= The task =
Write out all lines holding the word "name".

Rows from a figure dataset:
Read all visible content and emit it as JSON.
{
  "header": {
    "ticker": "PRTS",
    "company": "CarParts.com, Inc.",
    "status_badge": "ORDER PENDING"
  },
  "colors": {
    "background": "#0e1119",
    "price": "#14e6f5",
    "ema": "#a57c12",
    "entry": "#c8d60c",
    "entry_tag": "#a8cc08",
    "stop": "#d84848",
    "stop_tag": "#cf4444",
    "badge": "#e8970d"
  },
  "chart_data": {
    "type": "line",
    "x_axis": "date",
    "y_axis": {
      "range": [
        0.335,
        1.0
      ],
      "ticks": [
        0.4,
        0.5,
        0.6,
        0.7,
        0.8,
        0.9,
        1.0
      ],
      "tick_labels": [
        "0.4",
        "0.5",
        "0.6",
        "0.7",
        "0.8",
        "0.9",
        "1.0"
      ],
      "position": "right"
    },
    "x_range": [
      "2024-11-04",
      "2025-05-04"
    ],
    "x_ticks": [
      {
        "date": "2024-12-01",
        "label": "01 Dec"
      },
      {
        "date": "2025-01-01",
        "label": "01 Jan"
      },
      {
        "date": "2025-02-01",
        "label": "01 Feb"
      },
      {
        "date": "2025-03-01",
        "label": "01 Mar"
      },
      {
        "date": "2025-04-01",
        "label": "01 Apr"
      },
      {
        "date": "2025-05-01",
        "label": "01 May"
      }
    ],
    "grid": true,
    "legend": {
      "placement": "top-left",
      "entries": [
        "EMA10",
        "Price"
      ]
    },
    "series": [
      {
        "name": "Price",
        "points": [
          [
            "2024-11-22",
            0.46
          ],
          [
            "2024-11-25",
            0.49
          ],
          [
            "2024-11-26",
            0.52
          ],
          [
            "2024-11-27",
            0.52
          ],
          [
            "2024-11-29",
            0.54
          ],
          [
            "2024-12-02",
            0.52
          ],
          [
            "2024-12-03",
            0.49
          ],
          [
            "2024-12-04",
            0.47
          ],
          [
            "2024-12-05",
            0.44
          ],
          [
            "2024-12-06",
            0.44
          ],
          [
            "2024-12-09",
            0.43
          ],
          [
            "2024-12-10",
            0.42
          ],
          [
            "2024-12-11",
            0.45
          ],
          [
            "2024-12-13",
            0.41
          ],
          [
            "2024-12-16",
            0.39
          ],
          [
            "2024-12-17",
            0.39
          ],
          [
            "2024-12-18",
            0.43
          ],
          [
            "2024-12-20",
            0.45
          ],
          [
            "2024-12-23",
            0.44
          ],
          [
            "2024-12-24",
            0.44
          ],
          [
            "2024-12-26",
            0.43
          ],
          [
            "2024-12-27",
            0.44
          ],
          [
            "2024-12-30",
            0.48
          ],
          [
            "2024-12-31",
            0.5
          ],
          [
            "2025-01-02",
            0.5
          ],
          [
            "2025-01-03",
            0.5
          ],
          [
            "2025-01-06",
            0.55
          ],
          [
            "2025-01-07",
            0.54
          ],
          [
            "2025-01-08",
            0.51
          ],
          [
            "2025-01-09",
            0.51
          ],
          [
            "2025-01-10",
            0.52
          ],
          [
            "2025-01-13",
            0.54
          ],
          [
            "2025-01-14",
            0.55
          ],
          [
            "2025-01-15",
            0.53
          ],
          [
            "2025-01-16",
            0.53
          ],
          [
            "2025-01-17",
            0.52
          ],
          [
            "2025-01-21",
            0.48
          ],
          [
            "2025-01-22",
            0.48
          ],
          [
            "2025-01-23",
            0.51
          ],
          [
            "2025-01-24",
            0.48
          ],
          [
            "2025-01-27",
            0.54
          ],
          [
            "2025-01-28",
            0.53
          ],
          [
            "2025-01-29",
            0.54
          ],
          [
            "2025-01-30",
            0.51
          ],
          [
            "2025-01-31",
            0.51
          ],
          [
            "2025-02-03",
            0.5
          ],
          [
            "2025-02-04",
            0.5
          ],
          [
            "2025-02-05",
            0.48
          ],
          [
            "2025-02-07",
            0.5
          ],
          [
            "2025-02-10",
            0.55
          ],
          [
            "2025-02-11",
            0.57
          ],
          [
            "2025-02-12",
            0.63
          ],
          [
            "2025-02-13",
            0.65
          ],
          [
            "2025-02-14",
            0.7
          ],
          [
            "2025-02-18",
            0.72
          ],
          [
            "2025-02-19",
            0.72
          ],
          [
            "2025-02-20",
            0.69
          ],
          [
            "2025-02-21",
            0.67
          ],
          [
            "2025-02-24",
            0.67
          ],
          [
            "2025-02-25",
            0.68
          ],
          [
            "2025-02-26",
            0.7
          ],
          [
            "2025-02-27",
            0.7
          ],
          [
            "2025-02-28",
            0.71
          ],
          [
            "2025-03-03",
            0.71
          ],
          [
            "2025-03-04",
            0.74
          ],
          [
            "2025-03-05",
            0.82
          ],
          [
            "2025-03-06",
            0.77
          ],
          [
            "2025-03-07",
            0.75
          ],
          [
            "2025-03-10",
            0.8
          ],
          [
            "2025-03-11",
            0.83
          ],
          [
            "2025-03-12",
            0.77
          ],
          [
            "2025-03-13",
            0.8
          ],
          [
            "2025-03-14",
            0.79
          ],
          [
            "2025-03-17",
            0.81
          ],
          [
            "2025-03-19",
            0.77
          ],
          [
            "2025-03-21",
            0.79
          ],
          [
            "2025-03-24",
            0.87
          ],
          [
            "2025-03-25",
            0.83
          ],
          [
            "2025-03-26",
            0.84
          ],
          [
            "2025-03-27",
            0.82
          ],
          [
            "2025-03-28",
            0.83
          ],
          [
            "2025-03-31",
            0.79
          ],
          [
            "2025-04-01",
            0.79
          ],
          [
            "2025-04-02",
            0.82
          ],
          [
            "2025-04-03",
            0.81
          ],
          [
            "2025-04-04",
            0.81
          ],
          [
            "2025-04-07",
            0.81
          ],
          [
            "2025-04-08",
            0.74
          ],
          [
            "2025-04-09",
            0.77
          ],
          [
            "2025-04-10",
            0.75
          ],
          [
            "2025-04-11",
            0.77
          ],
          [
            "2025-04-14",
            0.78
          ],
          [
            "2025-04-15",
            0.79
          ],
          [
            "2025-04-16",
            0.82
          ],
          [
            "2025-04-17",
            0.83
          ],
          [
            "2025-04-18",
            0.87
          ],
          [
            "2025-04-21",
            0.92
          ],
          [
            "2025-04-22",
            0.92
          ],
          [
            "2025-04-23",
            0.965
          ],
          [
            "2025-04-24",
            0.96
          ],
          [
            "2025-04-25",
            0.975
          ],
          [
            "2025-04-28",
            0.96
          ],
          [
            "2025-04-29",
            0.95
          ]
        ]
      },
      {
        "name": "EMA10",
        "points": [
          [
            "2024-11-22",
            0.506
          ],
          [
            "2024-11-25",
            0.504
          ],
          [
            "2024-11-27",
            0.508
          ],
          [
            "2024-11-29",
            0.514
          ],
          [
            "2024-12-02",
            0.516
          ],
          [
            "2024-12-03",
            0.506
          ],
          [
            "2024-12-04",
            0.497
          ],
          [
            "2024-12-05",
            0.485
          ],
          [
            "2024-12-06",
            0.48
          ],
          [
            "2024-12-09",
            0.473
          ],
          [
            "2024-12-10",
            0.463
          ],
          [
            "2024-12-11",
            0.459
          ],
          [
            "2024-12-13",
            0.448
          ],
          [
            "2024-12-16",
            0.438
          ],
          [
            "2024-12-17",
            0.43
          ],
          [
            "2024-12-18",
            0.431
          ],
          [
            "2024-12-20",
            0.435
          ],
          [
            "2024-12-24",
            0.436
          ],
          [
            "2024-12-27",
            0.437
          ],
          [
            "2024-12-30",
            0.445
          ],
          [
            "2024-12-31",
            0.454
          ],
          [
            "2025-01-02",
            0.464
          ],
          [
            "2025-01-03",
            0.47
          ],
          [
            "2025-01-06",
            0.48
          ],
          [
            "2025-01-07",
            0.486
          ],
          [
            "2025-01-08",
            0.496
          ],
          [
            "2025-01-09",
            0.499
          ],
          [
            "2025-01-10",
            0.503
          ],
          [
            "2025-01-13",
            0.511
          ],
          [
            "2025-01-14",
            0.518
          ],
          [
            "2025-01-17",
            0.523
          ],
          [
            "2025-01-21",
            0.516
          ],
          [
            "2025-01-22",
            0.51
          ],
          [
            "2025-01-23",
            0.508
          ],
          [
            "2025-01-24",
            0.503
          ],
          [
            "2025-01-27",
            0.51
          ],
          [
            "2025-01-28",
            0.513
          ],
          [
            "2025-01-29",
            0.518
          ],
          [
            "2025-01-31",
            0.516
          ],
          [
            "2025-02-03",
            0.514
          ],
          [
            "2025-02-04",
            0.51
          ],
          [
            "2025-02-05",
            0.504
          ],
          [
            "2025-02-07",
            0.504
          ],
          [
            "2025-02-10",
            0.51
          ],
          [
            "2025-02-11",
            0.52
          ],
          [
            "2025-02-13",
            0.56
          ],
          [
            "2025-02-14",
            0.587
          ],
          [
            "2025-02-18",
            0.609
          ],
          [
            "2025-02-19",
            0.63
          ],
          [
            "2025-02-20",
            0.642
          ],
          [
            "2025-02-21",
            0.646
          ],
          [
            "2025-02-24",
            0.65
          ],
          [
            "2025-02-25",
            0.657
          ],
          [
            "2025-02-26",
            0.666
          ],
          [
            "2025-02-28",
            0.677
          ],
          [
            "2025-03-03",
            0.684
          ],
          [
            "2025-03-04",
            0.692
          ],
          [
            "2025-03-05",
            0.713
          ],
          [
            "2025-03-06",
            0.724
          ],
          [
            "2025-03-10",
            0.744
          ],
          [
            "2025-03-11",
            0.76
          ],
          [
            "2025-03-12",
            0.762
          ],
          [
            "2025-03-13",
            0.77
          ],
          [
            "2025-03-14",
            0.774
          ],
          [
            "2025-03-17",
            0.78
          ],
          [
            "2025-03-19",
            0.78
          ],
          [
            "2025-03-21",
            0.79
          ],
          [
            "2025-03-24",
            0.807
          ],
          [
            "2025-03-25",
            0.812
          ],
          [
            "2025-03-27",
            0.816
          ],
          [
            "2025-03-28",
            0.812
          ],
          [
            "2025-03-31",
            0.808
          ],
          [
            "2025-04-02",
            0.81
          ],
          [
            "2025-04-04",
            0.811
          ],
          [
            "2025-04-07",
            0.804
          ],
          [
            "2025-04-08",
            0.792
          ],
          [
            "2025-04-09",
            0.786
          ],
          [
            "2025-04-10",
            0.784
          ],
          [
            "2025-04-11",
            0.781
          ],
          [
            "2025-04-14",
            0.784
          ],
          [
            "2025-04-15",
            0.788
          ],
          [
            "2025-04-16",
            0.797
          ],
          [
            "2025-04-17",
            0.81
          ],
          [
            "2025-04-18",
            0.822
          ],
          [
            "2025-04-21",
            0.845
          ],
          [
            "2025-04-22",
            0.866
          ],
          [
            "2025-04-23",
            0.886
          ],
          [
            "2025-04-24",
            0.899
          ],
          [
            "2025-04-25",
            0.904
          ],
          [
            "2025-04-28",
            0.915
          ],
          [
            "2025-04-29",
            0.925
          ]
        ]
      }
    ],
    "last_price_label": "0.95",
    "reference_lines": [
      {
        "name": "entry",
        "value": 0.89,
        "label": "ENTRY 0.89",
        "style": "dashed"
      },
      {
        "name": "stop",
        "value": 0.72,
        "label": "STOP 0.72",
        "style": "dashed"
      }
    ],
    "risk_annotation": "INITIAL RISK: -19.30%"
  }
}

= Exercise answer =
        "name": "Price",
        "name": "EMA10",
        "name": "entry",
        "name": "stop",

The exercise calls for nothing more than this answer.